» DIRECTIONS
Retype all the records with nothing changed.

» MATERIAL TO PROCESS
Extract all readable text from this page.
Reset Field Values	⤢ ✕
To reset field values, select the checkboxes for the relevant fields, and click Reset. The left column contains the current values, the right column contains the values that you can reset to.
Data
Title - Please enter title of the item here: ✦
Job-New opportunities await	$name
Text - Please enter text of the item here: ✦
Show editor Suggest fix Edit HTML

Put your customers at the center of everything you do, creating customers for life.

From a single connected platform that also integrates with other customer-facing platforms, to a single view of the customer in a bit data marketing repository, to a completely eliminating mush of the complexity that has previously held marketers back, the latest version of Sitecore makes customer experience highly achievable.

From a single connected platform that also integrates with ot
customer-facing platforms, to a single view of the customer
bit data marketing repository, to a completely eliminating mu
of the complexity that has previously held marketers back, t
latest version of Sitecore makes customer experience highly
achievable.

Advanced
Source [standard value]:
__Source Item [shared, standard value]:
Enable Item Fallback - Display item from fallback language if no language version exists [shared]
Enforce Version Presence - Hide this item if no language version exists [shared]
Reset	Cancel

» EXERCISE ANSWER
Extract all readable text from this page.
Reset Field Values	⤢ ✕
To reset field values, select the checkboxes for the relevant fields, and click Reset. The left column contains the current values, the right column contains the values that you can reset to.
Data
Title - Please enter title of the item here: ✦
Job-New opportunities await	$name
Text - Please enter text of the item here: ✦
Show editor Suggest fix Edit HTML

Put your customers at the center of everything you do, creating customers for life.

From a single connected platform that also integrates with other customer-facing platforms, to a single view of the customer in a bit data marketing repository, to a completely eliminating mush of the complexity that has previously held marketers back, the latest version of Sitecore makes customer experience highly achievable.

From a single connected platform that also integrates with ot
customer-facing platforms, to a single view of the customer
bit data marketing repository, to a completely eliminating mu
of the complexity that has previously held marketers back, t
latest version of Sitecore makes customer experience highly
achievable.

Advanced
Source [standard value]:
__Source Item [shared, standard value]:
Enable Item Fallback - Display item from fallback language if no language version exists [shared]
Enforce Version Presence - Hide this item if no language version exists [shared]
Reset	Cancel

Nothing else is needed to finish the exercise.